EXERCISE BRIEF:
Can you retype every record below exactly as written?

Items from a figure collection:

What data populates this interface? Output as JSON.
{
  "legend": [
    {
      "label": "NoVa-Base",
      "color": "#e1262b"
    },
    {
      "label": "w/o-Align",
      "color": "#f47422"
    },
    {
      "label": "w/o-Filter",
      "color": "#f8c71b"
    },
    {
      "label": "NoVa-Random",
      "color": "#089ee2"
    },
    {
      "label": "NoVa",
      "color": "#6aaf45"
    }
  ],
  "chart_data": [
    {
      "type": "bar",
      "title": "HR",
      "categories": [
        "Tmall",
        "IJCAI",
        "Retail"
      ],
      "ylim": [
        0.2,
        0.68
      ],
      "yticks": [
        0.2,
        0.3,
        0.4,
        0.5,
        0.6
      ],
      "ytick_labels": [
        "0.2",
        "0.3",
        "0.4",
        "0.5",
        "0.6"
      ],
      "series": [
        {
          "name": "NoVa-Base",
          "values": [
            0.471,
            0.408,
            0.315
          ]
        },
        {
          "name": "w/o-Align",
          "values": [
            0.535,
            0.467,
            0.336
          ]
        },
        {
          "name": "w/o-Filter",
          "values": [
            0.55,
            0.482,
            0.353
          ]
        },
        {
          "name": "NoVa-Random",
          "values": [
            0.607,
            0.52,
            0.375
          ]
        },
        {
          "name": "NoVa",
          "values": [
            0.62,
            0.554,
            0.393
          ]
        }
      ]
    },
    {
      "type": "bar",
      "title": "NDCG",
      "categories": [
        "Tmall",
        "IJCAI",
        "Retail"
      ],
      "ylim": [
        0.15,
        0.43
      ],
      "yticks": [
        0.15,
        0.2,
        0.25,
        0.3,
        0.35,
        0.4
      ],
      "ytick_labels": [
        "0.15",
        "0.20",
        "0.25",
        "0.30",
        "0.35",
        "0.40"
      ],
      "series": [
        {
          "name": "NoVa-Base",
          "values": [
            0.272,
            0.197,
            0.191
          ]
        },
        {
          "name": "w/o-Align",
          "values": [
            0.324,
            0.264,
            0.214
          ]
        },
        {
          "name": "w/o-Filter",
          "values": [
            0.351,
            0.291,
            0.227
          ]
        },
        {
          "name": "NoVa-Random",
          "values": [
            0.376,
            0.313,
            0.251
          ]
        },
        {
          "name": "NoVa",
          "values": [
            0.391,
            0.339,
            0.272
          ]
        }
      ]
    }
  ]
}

OUTPUT OF THE TASK:
What data populates this interface? Output as JSON.
{
  "legend": [
    {
      "label": "NoVa-Base",
      "color": "#e1262b"
    },
    {
      "label": "w/o-Align",
      "color": "#f47422"
    },
    {
      "label": "w/o-Filter",
      "color": "#f8c71b"
    },
    {
      "label": "NoVa-Random",
      "color": "#089ee2"
    },
    {
      "label": "NoVa",
      "color": "#6aaf45"
    }
  ],
  "chart_data": [
    {
      "type": "bar",
      "title": "HR",
      "categories": [
        "Tmall",
        "IJCAI",
        "Retail"
      ],
      "ylim": [
        0.2,
        0.68
      ],
      "yticks": [
        0.2,
        0.3,
        0.4,
        0.5,
        0.6
      ],
      "ytick_labels": [
        "0.2",
        "0.3",
        "0.4",
        "0.5",
        "0.6"
      ],
      "series": [
        {
          "name": "NoVa-Base",
          "values": [
            0.471,
            0.408,
            0.315
          ]
        },
        {
          "name": "w/o-Align",
          "values": [
            0.535,
            0.467,
            0.336
          ]
        },
        {
          "name": "w/o-Filter",
          "values": [
            0.55,
            0.482,
            0.353
          ]
        },
        {
          "name": "NoVa-Random",
          "values": [
            0.607,
            0.52,
            0.375
          ]
        },
        {
          "name": "NoVa",
          "values": [
            0.62,
            0.554,
            0.393
          ]
        }
      ]
    },
    {
      "type": "bar",
      "title": "NDCG",
      "categories": [
        "Tmall",
        "IJCAI",
        "Retail"
      ],
      "ylim": [
        0.15,
        0.43
      ],
      "yticks": [
        0.15,
        0.2,
        0.25,
        0.3,
        0.35,
        0.4
      ],
      "ytick_labels": [
        "0.15",
        "0.20",
        "0.25",
        "0.30",
        "0.35",
        "0.40"
      ],
      "series": [
        {
          "name": "NoVa-Base",
          "values": [
            0.272,
            0.197,
            0.191
          ]
        },
        {
          "name": "w/o-Align",
          "values": [
            0.324,
            0.264,
            0.214
          ]
        },
        {
          "name": "w/o-Filter",
          "values": [
            0.351,
            0.291,
            0.227
          ]
        },
        {
          "name": "NoVa-Random",
          "values": [
            0.376,
            0.313,
            0.251
          ]
        },
        {
          "name": "NoVa",
          "values": [
            0.391,
            0.339,
            0.272
          ]
        }
      ]
    }
  ]
}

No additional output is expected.